*WHAT THE TASK REQUIRES*: Print the whole listing exactly.

*DATA FOR THE TASK*:
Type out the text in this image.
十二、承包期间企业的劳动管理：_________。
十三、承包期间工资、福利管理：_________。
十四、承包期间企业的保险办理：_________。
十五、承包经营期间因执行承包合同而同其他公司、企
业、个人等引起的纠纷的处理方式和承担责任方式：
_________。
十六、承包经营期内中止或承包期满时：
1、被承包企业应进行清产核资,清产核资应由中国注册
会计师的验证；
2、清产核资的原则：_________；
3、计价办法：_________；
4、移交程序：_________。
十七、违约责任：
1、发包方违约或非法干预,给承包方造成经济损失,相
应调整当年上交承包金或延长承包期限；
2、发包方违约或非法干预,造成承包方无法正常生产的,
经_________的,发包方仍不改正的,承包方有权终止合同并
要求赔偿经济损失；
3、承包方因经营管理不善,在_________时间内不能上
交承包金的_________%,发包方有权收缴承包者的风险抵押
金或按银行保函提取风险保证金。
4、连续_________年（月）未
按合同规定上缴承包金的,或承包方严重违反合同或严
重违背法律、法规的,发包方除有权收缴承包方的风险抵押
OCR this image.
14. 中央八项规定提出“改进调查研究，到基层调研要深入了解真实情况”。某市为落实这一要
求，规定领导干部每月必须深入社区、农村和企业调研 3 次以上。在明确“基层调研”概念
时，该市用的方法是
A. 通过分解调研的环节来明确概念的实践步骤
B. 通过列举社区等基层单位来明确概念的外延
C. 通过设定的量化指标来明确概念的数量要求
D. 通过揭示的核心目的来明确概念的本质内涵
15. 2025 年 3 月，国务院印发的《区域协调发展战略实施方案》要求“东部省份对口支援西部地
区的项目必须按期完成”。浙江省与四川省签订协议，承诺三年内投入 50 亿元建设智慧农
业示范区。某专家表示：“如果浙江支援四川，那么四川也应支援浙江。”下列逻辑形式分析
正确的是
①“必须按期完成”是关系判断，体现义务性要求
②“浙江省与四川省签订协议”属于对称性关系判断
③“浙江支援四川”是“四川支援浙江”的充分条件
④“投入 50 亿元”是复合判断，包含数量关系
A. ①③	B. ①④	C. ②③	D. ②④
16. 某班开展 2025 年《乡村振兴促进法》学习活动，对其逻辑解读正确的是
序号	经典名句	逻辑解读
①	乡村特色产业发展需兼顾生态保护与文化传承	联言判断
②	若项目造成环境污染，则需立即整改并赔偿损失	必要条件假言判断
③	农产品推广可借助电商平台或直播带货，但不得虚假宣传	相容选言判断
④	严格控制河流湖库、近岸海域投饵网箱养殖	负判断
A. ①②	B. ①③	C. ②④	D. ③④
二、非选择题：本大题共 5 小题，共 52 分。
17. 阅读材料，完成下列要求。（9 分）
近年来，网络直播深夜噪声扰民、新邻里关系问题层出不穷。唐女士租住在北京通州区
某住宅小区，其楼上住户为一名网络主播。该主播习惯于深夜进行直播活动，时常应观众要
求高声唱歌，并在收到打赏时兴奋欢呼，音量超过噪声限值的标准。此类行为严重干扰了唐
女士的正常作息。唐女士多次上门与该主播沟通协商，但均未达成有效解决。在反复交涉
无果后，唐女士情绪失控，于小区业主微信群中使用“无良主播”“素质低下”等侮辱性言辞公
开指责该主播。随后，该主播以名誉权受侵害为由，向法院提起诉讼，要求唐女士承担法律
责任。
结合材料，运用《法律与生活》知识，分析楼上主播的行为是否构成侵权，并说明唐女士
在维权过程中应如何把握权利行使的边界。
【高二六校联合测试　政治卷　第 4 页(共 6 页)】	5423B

*OUTPUT BELOW*:
Type out the text in this image.
十二、承包期间企业的劳动管理：_________。
十三、承包期间工资、福利管理：_________。
十四、承包期间企业的保险办理：_________。
十五、承包经营期间因执行承包合同而同其他公司、企
业、个人等引起的纠纷的处理方式和承担责任方式：
_________。
十六、承包经营期内中止或承包期满时：
1、被承包企业应进行清产核资,清产核资应由中国注册
会计师的验证；
2、清产核资的原则：_________；
3、计价办法：_________；
4、移交程序：_________。
十七、违约责任：
1、发包方违约或非法干预,给承包方造成经济损失,相
应调整当年上交承包金或延长承包期限；
2、发包方违约或非法干预,造成承包方无法正常生产的,
经_________的,发包方仍不改正的,承包方有权终止合同并
要求赔偿经济损失；
3、承包方因经营管理不善,在_________时间内不能上
交承包金的_________%,发包方有权收缴承包者的风险抵押
金或按银行保函提取风险保证金。
4、连续_________年（月）未
按合同规定上缴承包金的,或承包方严重违反合同或严
重违背法律、法规的,发包方除有权收缴承包方的风险抵押
OCR this image.
14. 中央八项规定提出“改进调查研究，到基层调研要深入了解真实情况”。某市为落实这一要
求，规定领导干部每月必须深入社区、农村和企业调研 3 次以上。在明确“基层调研”概念
时，该市用的方法是
A. 通过分解调研的环节来明确概念的实践步骤
B. 通过列举社区等基层单位来明确概念的外延
C. 通过设定的量化指标来明确概念的数量要求
D. 通过揭示的核心目的来明确概念的本质内涵
15. 2025 年 3 月，国务院印发的《区域协调发展战略实施方案》要求“东部省份对口支援西部地
区的项目必须按期完成”。浙江省与四川省签订协议，承诺三年内投入 50 亿元建设智慧农
业示范区。某专家表示：“如果浙江支援四川，那么四川也应支援浙江。”下列逻辑形式分析
正确的是
①“必须按期完成”是关系判断，体现义务性要求
②“浙江省与四川省签订协议”属于对称性关系判断
③“浙江支援四川”是“四川支援浙江”的充分条件
④“投入 50 亿元”是复合判断，包含数量关系
A. ①③	B. ①④	C. ②③	D. ②④
16. 某班开展 2025 年《乡村振兴促进法》学习活动，对其逻辑解读正确的是
序号	经典名句	逻辑解读
①	乡村特色产业发展需兼顾生态保护与文化传承	联言判断
②	若项目造成环境污染，则需立即整改并赔偿损失	必要条件假言判断
③	农产品推广可借助电商平台或直播带货，但不得虚假宣传	相容选言判断
④	严格控制河流湖库、近岸海域投饵网箱养殖	负判断
A. ①②	B. ①③	C. ②④	D. ③④
二、非选择题：本大题共 5 小题，共 52 分。
17. 阅读材料，完成下列要求。（9 分）
近年来，网络直播深夜噪声扰民、新邻里关系问题层出不穷。唐女士租住在北京通州区
某住宅小区，其楼上住户为一名网络主播。该主播习惯于深夜进行直播活动，时常应观众要
求高声唱歌，并在收到打赏时兴奋欢呼，音量超过噪声限值的标准。此类行为严重干扰了唐
女士的正常作息。唐女士多次上门与该主播沟通协商，但均未达成有效解决。在反复交涉
无果后，唐女士情绪失控，于小区业主微信群中使用“无良主播”“素质低下”等侮辱性言辞公
开指责该主播。随后，该主播以名誉权受侵害为由，向法院提起诉讼，要求唐女士承担法律
责任。
结合材料，运用《法律与生活》知识，分析楼上主播的行为是否构成侵权，并说明唐女士
在维权过程中应如何把握权利行使的边界。
【高二六校联合测试　政治卷　第 4 页(共 6 页)】	5423B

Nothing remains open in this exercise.